Problem details:
Look through the data and write out every line with the word "рабочих" in it.

Entries:
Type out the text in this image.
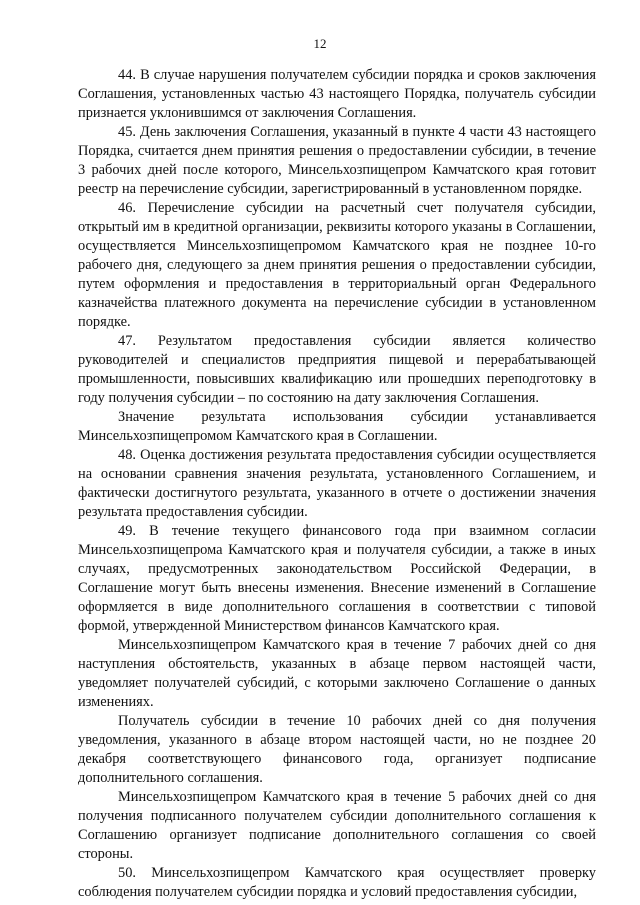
12

44. В случае нарушения получателем субсидии порядка и сроков заключения Соглашения, установленных частью 43 настоящего Порядка, получатель субсидии признается уклонившимся от заключения Соглашения.

45. День заключения Соглашения, указанный в пункте 4 части 43 настоящего Порядка, считается днем принятия решения о предоставлении субсидии, в течение 3 рабочих дней после которого, Минсельхозпищепром Камчатского края готовит реестр на перечисление субсидии, зарегистрированный в установленном порядке.

46. Перечисление субсидии на расчетный счет получателя субсидии, открытый им в кредитной организации, реквизиты которого указаны в Соглашении, осуществляется Минсельхозпищепромом Камчатского края не позднее 10-го рабочего дня, следующего за днем принятия решения о предоставлении субсидии, путем оформления и предоставления в территориальный орган Федерального казначейства платежного документа на перечисление субсидии в установленном порядке.

47. Результатом предоставления субсидии является количество руководителей и специалистов предприятия пищевой и перерабатывающей промышленности, повысивших квалификацию или прошедших переподготовку в году получения субсидии – по состоянию на дату заключения Соглашения.

Значение результата использования субсидии устанавливается Минсельхозпищепромом Камчатского края в Соглашении.

48. Оценка достижения результата предоставления субсидии осуществляется на основании сравнения значения результата, установленного Соглашением, и фактически достигнутого результата, указанного в отчете о достижении значения результата предоставления субсидии.

49. В течение текущего финансового года при взаимном согласии Минсельхозпищепрома Камчатского края и получателя субсидии, а также в иных случаях, предусмотренных законодательством Российской Федерации, в Соглашение могут быть внесены изменения. Внесение изменений в Соглашение оформляется в виде дополнительного соглашения в соответствии с типовой формой, утвержденной Министерством финансов Камчатского края.

Минсельхозпищепром Камчатского края в течение 7 рабочих дней со дня наступления обстоятельств, указанных в абзаце первом настоящей части, уведомляет получателей субсидий, с которыми заключено Соглашение о данных изменениях.

Получатель субсидии в течение 10 рабочих дней со дня получения уведомления, указанного в абзаце втором настоящей части, но не позднее 20 декабря соответствующего финансового года, организует подписание дополнительного соглашения.

Минсельхозпищепром Камчатского края в течение 5 рабочих дней со дня получения подписанного получателем субсидии дополнительного соглашения к Соглашению организует подписание дополнительного соглашения со своей стороны.

50. Минсельхозпищепром Камчатского края осуществляет проверку соблюдения получателем субсидии порядка и условий предоставления субсидии,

Output:
45. День заключения Соглашения, указанный в пункте 4 части 43 настоящего Порядка, считается днем принятия решения о предоставлении субсидии, в течение 3 рабочих дней после которого, Минсельхозпищепром Камчатского края готовит реестр на перечисление субсидии, зарегистрированный в установленном порядке.
Минсельхозпищепром Камчатского края в течение 7 рабочих дней со дня наступления обстоятельств, указанных в абзаце первом настоящей части, уведомляет получателей субсидий, с которыми заключено Соглашение о данных изменениях.
Получатель субсидии в течение 10 рабочих дней со дня получения уведомления, указанного в абзаце втором настоящей части, но не позднее 20 декабря соответствующего финансового года, организует подписание дополнительного соглашения.
Минсельхозпищепром Камчатского края в течение 5 рабочих дней со дня получения подписанного получателем субсидии дополнительного соглашения к Соглашению организует подписание дополнительного соглашения со своей стороны.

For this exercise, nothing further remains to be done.